§ **Aim**
Copy all records verbatim.

§ **Stored records**
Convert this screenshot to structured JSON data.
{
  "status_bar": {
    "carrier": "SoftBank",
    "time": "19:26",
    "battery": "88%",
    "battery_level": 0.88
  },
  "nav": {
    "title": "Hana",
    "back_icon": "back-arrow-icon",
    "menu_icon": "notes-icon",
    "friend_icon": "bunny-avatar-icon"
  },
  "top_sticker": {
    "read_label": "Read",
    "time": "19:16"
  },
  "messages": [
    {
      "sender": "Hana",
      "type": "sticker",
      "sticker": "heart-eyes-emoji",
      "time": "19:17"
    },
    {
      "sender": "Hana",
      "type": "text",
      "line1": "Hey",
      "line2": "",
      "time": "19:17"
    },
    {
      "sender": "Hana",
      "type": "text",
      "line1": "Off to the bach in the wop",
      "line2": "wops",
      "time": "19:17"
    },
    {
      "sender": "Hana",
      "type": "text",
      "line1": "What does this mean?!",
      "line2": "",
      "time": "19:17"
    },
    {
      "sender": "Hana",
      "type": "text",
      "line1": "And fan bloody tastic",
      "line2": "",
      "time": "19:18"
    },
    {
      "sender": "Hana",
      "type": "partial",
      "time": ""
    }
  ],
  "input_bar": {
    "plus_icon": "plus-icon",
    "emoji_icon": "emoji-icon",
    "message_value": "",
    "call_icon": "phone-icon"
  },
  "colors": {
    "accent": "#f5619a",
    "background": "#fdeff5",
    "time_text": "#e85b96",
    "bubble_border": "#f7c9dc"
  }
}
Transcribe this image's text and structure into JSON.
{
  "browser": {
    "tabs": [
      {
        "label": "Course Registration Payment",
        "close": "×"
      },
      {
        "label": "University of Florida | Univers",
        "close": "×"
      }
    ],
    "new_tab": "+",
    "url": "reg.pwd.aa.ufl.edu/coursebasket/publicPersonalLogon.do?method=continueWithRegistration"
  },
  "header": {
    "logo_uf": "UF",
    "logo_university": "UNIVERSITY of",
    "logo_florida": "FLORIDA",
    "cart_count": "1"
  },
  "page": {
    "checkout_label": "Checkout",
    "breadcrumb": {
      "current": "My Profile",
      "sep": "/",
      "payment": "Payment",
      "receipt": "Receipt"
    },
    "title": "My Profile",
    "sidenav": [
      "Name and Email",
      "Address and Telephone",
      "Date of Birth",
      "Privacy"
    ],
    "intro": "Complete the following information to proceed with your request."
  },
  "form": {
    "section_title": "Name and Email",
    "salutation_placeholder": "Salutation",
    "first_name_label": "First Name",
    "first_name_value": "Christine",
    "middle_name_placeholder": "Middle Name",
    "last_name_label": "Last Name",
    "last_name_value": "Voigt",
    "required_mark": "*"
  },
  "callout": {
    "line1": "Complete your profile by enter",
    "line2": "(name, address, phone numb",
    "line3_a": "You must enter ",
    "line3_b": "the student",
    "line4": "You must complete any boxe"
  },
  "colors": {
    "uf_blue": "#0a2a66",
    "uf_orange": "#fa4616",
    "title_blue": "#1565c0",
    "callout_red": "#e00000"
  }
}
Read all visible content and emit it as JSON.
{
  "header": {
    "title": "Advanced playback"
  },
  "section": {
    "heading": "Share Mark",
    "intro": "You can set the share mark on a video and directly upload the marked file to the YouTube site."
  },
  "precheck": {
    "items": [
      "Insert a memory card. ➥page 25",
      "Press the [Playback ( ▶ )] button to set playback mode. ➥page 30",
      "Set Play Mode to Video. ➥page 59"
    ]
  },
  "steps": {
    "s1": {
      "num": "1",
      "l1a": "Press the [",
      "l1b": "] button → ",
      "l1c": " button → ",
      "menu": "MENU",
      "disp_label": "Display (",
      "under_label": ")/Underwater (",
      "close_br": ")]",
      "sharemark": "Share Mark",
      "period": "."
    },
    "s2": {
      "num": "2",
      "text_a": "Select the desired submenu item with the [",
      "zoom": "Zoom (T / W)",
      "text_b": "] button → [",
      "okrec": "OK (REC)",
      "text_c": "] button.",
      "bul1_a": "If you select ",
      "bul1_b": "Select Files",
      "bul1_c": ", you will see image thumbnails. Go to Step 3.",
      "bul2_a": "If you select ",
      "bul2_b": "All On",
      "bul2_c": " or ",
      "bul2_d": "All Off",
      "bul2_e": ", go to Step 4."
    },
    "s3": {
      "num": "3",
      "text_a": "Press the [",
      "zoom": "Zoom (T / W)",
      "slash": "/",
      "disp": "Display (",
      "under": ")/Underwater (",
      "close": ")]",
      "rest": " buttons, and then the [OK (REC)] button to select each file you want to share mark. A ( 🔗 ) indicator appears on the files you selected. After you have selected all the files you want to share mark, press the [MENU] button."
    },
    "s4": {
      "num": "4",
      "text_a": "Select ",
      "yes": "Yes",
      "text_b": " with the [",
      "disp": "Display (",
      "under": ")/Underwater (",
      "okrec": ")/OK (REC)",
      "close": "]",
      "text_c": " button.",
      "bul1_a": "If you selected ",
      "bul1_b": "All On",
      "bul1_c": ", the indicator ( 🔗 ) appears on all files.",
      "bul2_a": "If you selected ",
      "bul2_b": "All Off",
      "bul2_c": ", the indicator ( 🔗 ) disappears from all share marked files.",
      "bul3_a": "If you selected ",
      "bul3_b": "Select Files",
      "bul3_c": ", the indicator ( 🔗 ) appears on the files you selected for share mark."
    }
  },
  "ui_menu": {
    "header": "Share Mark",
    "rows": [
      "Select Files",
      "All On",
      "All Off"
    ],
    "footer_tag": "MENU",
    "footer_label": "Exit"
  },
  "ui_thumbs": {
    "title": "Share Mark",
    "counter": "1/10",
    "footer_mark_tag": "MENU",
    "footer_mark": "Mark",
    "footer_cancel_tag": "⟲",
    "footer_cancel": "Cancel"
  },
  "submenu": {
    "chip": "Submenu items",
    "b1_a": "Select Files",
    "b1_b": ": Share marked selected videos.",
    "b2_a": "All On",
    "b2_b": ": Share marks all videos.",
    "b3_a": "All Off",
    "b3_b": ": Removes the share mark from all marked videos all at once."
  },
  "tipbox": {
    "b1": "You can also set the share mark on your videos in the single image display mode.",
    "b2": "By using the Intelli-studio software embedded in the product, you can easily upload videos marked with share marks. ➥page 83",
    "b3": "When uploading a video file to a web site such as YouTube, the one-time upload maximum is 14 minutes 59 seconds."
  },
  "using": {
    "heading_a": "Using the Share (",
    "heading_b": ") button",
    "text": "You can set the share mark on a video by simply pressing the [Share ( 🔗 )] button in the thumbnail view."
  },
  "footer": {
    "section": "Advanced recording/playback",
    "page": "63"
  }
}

§ **Task solution**
Convert this screenshot to structured JSON data.
{
  "status_bar": {
    "carrier": "SoftBank",
    "time": "19:26",
    "battery": "88%",
    "battery_level": 0.88
  },
  "nav": {
    "title": "Hana",
    "back_icon": "back-arrow-icon",
    "menu_icon": "notes-icon",
    "friend_icon": "bunny-avatar-icon"
  },
  "top_sticker": {
    "read_label": "Read",
    "time": "19:16"
  },
  "messages": [
    {
      "sender": "Hana",
      "type": "sticker",
      "sticker": "heart-eyes-emoji",
      "time": "19:17"
    },
    {
      "sender": "Hana",
      "type": "text",
      "line1": "Hey",
      "line2": "",
      "time": "19:17"
    },
    {
      "sender": "Hana",
      "type": "text",
      "line1": "Off to the bach in the wop",
      "line2": "wops",
      "time": "19:17"
    },
    {
      "sender": "Hana",
      "type": "text",
      "line1": "What does this mean?!",
      "line2": "",
      "time": "19:17"
    },
    {
      "sender": "Hana",
      "type": "text",
      "line1": "And fan bloody tastic",
      "line2": "",
      "time": "19:18"
    },
    {
      "sender": "Hana",
      "type": "partial",
      "time": ""
    }
  ],
  "input_bar": {
    "plus_icon": "plus-icon",
    "emoji_icon": "emoji-icon",
    "message_value": "",
    "call_icon": "phone-icon"
  },
  "colors": {
    "accent": "#f5619a",
    "background": "#fdeff5",
    "time_text": "#e85b96",
    "bubble_border": "#f7c9dc"
  }
}
Transcribe this image's text and structure into JSON.
{
  "browser": {
    "tabs": [
      {
        "label": "Course Registration Payment",
        "close": "×"
      },
      {
        "label": "University of Florida | Univers",
        "close": "×"
      }
    ],
    "new_tab": "+",
    "url": "reg.pwd.aa.ufl.edu/coursebasket/publicPersonalLogon.do?method=continueWithRegistration"
  },
  "header": {
    "logo_uf": "UF",
    "logo_university": "UNIVERSITY of",
    "logo_florida": "FLORIDA",
    "cart_count": "1"
  },
  "page": {
    "checkout_label": "Checkout",
    "breadcrumb": {
      "current": "My Profile",
      "sep": "/",
      "payment": "Payment",
      "receipt": "Receipt"
    },
    "title": "My Profile",
    "sidenav": [
      "Name and Email",
      "Address and Telephone",
      "Date of Birth",
      "Privacy"
    ],
    "intro": "Complete the following information to proceed with your request."
  },
  "form": {
    "section_title": "Name and Email",
    "salutation_placeholder": "Salutation",
    "first_name_label": "First Name",
    "first_name_value": "Christine",
    "middle_name_placeholder": "Middle Name",
    "last_name_label": "Last Name",
    "last_name_value": "Voigt",
    "required_mark": "*"
  },
  "callout": {
    "line1": "Complete your profile by enter",
    "line2": "(name, address, phone numb",
    "line3_a": "You must enter ",
    "line3_b": "the student",
    "line4": "You must complete any boxe"
  },
  "colors": {
    "uf_blue": "#0a2a66",
    "uf_orange": "#fa4616",
    "title_blue": "#1565c0",
    "callout_red": "#e00000"
  }
}
Read all visible content and emit it as JSON.
{
  "header": {
    "title": "Advanced playback"
  },
  "section": {
    "heading": "Share Mark",
    "intro": "You can set the share mark on a video and directly upload the marked file to the YouTube site."
  },
  "precheck": {
    "items": [
      "Insert a memory card. ➥page 25",
      "Press the [Playback ( ▶ )] button to set playback mode. ➥page 30",
      "Set Play Mode to Video. ➥page 59"
    ]
  },
  "steps": {
    "s1": {
      "num": "1",
      "l1a": "Press the [",
      "l1b": "] button → ",
      "l1c": " button → ",
      "menu": "MENU",
      "disp_label": "Display (",
      "under_label": ")/Underwater (",
      "close_br": ")]",
      "sharemark": "Share Mark",
      "period": "."
    },
    "s2": {
      "num": "2",
      "text_a": "Select the desired submenu item with the [",
      "zoom": "Zoom (T / W)",
      "text_b": "] button → [",
      "okrec": "OK (REC)",
      "text_c": "] button.",
      "bul1_a": "If you select ",
      "bul1_b": "Select Files",
      "bul1_c": ", you will see image thumbnails. Go to Step 3.",
      "bul2_a": "If you select ",
      "bul2_b": "All On",
      "bul2_c": " or ",
      "bul2_d": "All Off",
      "bul2_e": ", go to Step 4."
    },
    "s3": {
      "num": "3",
      "text_a": "Press the [",
      "zoom": "Zoom (T / W)",
      "slash": "/",
      "disp": "Display (",
      "under": ")/Underwater (",
      "close": ")]",
      "rest": " buttons, and then the [OK (REC)] button to select each file you want to share mark. A ( 🔗 ) indicator appears on the files you selected. After you have selected all the files you want to share mark, press the [MENU] button."
    },
    "s4": {
      "num": "4",
      "text_a": "Select ",
      "yes": "Yes",
      "text_b": " with the [",
      "disp": "Display (",
      "under": ")/Underwater (",
      "okrec": ")/OK (REC)",
      "close": "]",
      "text_c": " button.",
      "bul1_a": "If you selected ",
      "bul1_b": "All On",
      "bul1_c": ", the indicator ( 🔗 ) appears on all files.",
      "bul2_a": "If you selected ",
      "bul2_b": "All Off",
      "bul2_c": ", the indicator ( 🔗 ) disappears from all share marked files.",
      "bul3_a": "If you selected ",
      "bul3_b": "Select Files",
      "bul3_c": ", the indicator ( 🔗 ) appears on the files you selected for share mark."
    }
  },
  "ui_menu": {
    "header": "Share Mark",
    "rows": [
      "Select Files",
      "All On",
      "All Off"
    ],
    "footer_tag": "MENU",
    "footer_label": "Exit"
  },
  "ui_thumbs": {
    "title": "Share Mark",
    "counter": "1/10",
    "footer_mark_tag": "MENU",
    "footer_mark": "Mark",
    "footer_cancel_tag": "⟲",
    "footer_cancel": "Cancel"
  },
  "submenu": {
    "chip": "Submenu items",
    "b1_a": "Select Files",
    "b1_b": ": Share marked selected videos.",
    "b2_a": "All On",
    "b2_b": ": Share marks all videos.",
    "b3_a": "All Off",
    "b3_b": ": Removes the share mark from all marked videos all at once."
  },
  "tipbox": {
    "b1": "You can also set the share mark on your videos in the single image display mode.",
    "b2": "By using the Intelli-studio software embedded in the product, you can easily upload videos marked with share marks. ➥page 83",
    "b3": "When uploading a video file to a web site such as YouTube, the one-time upload maximum is 14 minutes 59 seconds."
  },
  "using": {
    "heading_a": "Using the Share (",
    "heading_b": ") button",
    "text": "You can set the share mark on a video by simply pressing the [Share ( 🔗 )] button in the thumbnail view."
  },
  "footer": {
    "section": "Advanced recording/playback",
    "page": "63"
  }
}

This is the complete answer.